Description of the task => Rewrite every line of the records below, replacing each "plot-frame" with "chart-frame" and leaving everything else unchanged.

Data lines =>
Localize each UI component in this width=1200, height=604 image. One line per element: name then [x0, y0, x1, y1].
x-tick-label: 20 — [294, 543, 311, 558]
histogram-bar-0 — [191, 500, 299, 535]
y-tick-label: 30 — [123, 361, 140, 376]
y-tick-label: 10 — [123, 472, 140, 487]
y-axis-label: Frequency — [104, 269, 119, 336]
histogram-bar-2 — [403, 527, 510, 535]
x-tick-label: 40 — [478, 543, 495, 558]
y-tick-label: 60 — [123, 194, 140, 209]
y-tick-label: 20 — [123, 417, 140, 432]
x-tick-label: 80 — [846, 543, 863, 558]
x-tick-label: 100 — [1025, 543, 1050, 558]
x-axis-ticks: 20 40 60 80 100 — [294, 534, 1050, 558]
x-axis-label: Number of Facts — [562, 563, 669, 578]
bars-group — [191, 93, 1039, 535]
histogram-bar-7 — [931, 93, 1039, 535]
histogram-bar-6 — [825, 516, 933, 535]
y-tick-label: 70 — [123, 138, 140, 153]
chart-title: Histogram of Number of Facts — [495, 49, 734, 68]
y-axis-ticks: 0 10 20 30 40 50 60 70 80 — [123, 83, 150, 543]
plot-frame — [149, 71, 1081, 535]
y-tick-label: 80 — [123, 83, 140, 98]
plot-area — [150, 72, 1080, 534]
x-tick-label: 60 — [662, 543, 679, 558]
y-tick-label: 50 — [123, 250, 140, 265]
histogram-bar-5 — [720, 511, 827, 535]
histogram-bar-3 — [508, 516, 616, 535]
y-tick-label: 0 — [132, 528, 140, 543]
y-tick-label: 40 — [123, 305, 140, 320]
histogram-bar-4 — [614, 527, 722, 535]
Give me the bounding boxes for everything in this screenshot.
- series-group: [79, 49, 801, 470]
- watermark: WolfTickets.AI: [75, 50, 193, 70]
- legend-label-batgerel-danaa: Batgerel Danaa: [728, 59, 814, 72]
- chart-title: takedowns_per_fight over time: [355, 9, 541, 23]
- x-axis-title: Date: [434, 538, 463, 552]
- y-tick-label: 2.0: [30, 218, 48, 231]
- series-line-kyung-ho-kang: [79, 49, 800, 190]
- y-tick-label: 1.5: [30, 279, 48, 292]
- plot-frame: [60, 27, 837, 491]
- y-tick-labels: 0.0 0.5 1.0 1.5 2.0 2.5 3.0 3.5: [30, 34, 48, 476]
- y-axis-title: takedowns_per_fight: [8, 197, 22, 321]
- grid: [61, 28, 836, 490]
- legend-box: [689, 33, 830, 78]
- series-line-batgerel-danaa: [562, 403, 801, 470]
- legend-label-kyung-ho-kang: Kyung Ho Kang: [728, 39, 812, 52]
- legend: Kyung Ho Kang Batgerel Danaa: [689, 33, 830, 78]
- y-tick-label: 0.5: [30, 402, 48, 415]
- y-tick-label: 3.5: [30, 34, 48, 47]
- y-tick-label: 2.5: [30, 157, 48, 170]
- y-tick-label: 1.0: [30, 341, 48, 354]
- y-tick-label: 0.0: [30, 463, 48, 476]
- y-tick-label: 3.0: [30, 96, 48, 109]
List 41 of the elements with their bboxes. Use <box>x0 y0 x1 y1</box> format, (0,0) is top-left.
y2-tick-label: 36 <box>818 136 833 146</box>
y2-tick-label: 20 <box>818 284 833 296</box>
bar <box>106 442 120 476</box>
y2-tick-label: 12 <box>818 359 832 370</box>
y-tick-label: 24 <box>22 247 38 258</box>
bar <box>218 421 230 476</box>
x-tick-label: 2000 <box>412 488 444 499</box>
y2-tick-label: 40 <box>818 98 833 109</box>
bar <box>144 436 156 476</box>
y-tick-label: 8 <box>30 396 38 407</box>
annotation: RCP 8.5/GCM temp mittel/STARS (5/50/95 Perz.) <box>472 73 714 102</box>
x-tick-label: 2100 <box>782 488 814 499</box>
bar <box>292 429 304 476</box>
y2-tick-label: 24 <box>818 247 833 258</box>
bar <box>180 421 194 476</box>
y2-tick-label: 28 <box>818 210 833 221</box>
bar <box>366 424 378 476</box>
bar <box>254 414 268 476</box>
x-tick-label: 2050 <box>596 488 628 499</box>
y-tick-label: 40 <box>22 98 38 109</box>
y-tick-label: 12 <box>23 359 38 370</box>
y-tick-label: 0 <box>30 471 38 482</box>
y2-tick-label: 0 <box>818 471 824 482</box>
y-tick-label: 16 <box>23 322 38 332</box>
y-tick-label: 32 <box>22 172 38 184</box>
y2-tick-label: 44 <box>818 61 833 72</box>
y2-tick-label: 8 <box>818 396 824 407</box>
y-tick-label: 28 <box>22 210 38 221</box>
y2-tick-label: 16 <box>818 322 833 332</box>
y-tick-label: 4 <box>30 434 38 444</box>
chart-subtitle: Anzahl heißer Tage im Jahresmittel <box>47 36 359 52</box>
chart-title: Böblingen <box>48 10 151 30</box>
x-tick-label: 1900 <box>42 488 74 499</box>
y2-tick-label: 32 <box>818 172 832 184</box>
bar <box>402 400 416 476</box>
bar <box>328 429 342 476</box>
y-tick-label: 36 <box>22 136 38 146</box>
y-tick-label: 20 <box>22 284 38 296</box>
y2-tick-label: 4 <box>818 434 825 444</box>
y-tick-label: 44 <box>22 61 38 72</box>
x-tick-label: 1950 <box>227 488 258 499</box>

Result =>
Localize each UI component in this width=1200, height=604 image. One line per element: name then [x0, y0, x1, y1].
x-tick-label: 20 — [294, 543, 311, 558]
histogram-bar-0 — [191, 500, 299, 535]
y-tick-label: 30 — [123, 361, 140, 376]
y-tick-label: 10 — [123, 472, 140, 487]
y-axis-label: Frequency — [104, 269, 119, 336]
histogram-bar-2 — [403, 527, 510, 535]
x-tick-label: 40 — [478, 543, 495, 558]
y-tick-label: 60 — [123, 194, 140, 209]
y-tick-label: 20 — [123, 417, 140, 432]
x-tick-label: 80 — [846, 543, 863, 558]
x-tick-label: 100 — [1025, 543, 1050, 558]
x-axis-ticks: 20 40 60 80 100 — [294, 534, 1050, 558]
x-axis-label: Number of Facts — [562, 563, 669, 578]
bars-group — [191, 93, 1039, 535]
histogram-bar-7 — [931, 93, 1039, 535]
histogram-bar-6 — [825, 516, 933, 535]
y-tick-label: 70 — [123, 138, 140, 153]
chart-title: Histogram of Number of Facts — [495, 49, 734, 68]
y-axis-ticks: 0 10 20 30 40 50 60 70 80 — [123, 83, 150, 543]
chart-frame — [149, 71, 1081, 535]
y-tick-label: 80 — [123, 83, 140, 98]
plot-area — [150, 72, 1080, 534]
x-tick-label: 60 — [662, 543, 679, 558]
y-tick-label: 50 — [123, 250, 140, 265]
histogram-bar-5 — [720, 511, 827, 535]
histogram-bar-3 — [508, 516, 616, 535]
y-tick-label: 0 — [132, 528, 140, 543]
y-tick-label: 40 — [123, 305, 140, 320]
histogram-bar-4 — [614, 527, 722, 535]
Give me the bounding boxes for everything in this screenshot.
- series-group: [79, 49, 801, 470]
- watermark: WolfTickets.AI: [75, 50, 193, 70]
- legend-label-batgerel-danaa: Batgerel Danaa: [728, 59, 814, 72]
- chart-title: takedowns_per_fight over time: [355, 9, 541, 23]
- x-axis-title: Date: [434, 538, 463, 552]
- y-tick-label: 2.0: [30, 218, 48, 231]
- series-line-kyung-ho-kang: [79, 49, 800, 190]
- y-tick-label: 1.5: [30, 279, 48, 292]
- chart-frame: [60, 27, 837, 491]
- y-tick-labels: 0.0 0.5 1.0 1.5 2.0 2.5 3.0 3.5: [30, 34, 48, 476]
- y-axis-title: takedowns_per_fight: [8, 197, 22, 321]
- grid: [61, 28, 836, 490]
- legend-box: [689, 33, 830, 78]
- series-line-batgerel-danaa: [562, 403, 801, 470]
- legend-label-kyung-ho-kang: Kyung Ho Kang: [728, 39, 812, 52]
- legend: Kyung Ho Kang Batgerel Danaa: [689, 33, 830, 78]
- y-tick-label: 0.5: [30, 402, 48, 415]
- y-tick-label: 3.5: [30, 34, 48, 47]
- y-tick-label: 2.5: [30, 157, 48, 170]
- y-tick-label: 1.0: [30, 341, 48, 354]
- y-tick-label: 0.0: [30, 463, 48, 476]
- y-tick-label: 3.0: [30, 96, 48, 109]
List 41 of the elements with their bboxes. Use <box>x0 y0 x1 y1</box> format, (0,0) is top-left.
y2-tick-label: 36 <box>818 136 833 146</box>
y2-tick-label: 20 <box>818 284 833 296</box>
bar <box>106 442 120 476</box>
y2-tick-label: 12 <box>818 359 832 370</box>
y-tick-label: 24 <box>22 247 38 258</box>
bar <box>218 421 230 476</box>
x-tick-label: 2000 <box>412 488 444 499</box>
y2-tick-label: 40 <box>818 98 833 109</box>
bar <box>144 436 156 476</box>
y-tick-label: 8 <box>30 396 38 407</box>
annotation: RCP 8.5/GCM temp mittel/STARS (5/50/95 Perz.) <box>472 73 714 102</box>
x-tick-label: 2100 <box>782 488 814 499</box>
bar <box>292 429 304 476</box>
y2-tick-label: 24 <box>818 247 833 258</box>
bar <box>180 421 194 476</box>
y2-tick-label: 28 <box>818 210 833 221</box>
bar <box>366 424 378 476</box>
bar <box>254 414 268 476</box>
x-tick-label: 2050 <box>596 488 628 499</box>
y-tick-label: 40 <box>22 98 38 109</box>
y-tick-label: 12 <box>23 359 38 370</box>
y-tick-label: 0 <box>30 471 38 482</box>
y2-tick-label: 0 <box>818 471 824 482</box>
y-tick-label: 16 <box>23 322 38 332</box>
y-tick-label: 32 <box>22 172 38 184</box>
y2-tick-label: 44 <box>818 61 833 72</box>
y2-tick-label: 8 <box>818 396 824 407</box>
y-tick-label: 28 <box>22 210 38 221</box>
y2-tick-label: 16 <box>818 322 833 332</box>
y-tick-label: 4 <box>30 434 38 444</box>
chart-subtitle: Anzahl heißer Tage im Jahresmittel <box>47 36 359 52</box>
chart-title: Böblingen <box>48 10 151 30</box>
x-tick-label: 1900 <box>42 488 74 499</box>
y2-tick-label: 32 <box>818 172 832 184</box>
bar <box>402 400 416 476</box>
bar <box>328 429 342 476</box>
y-tick-label: 36 <box>22 136 38 146</box>
y-tick-label: 20 <box>22 284 38 296</box>
y2-tick-label: 4 <box>818 434 825 444</box>
y-tick-label: 44 <box>22 61 38 72</box>
x-tick-label: 1950 <box>227 488 258 499</box>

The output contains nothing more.